→ **Trecho para leitura**:
Seu segundo envolvimento com os militares, no entanto, revelou-se desastroso. Próximo do Quartel Militar, que funcionava no prédio do Centro Artesanal, na Praça Pedro II, Zezé reencontrou-se com o capitão Vanderlei numa mesa de bar. O oficial já havia detido Zezé por homicídio. Segundo registro da época, o "Lampião do Piauí" matara um soldado. Gole vai, gole vem, surge uma discussão a respeito da prisão do Zezé. Bem mais alto e forte, o capitão dá um soco no valente jovem. Horas depois, o militar estaria morto. Zezé foi à sua casa, pegou uma arma, voltou a abateu Vanderlei.

A prisão de Zezé Leão não representou o fim de sua história de mortes e coragem. Folclore à parte, a maioria das mortes não ocorreu por crueldade ou capricho. A origem de sua fama de matador está num conflito de terras envolvendo sua família, os Arêa Leão, e o coronel José Liberato, outro grande latifundiário da região do município de São Pedro - que depois daria origem a um punhado de cidades como Água Branca, Hugo Napoleão e Miguel Leão (homenagem ao mais velho dos quatro irmãos homens da família).

→ **Questão a resolver**: Segundo o trecho sobre Zezé Leão, em que prédio funcionava o Quartel Militar?

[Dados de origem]

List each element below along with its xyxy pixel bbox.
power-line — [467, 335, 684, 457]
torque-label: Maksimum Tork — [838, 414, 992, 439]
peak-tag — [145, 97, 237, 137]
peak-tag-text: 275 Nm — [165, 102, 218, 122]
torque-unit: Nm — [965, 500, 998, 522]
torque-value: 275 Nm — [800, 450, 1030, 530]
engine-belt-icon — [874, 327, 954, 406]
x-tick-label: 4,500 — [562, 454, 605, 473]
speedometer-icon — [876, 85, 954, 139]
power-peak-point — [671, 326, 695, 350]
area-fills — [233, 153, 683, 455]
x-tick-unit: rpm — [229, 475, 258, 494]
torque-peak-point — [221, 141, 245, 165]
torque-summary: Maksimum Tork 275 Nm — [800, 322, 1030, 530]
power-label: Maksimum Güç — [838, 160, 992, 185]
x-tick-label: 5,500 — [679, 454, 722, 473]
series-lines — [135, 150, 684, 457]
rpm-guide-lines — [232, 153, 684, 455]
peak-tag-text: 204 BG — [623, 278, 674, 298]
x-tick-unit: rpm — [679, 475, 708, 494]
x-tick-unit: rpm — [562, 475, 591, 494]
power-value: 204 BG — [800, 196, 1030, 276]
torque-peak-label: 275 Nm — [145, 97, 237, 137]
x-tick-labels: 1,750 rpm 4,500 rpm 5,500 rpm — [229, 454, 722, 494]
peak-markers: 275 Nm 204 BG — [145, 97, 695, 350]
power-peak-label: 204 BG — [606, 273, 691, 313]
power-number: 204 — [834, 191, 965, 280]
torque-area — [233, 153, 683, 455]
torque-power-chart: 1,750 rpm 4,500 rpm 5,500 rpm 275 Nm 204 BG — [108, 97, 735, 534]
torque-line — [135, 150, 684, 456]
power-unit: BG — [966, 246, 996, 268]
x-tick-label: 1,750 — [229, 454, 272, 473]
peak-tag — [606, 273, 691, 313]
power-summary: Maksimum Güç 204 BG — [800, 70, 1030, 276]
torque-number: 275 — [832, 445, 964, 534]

→ **Resposta da tarefa**: O Quartel Militar funcionava no prédio do Centro Artesanal, na Praça Pedro II.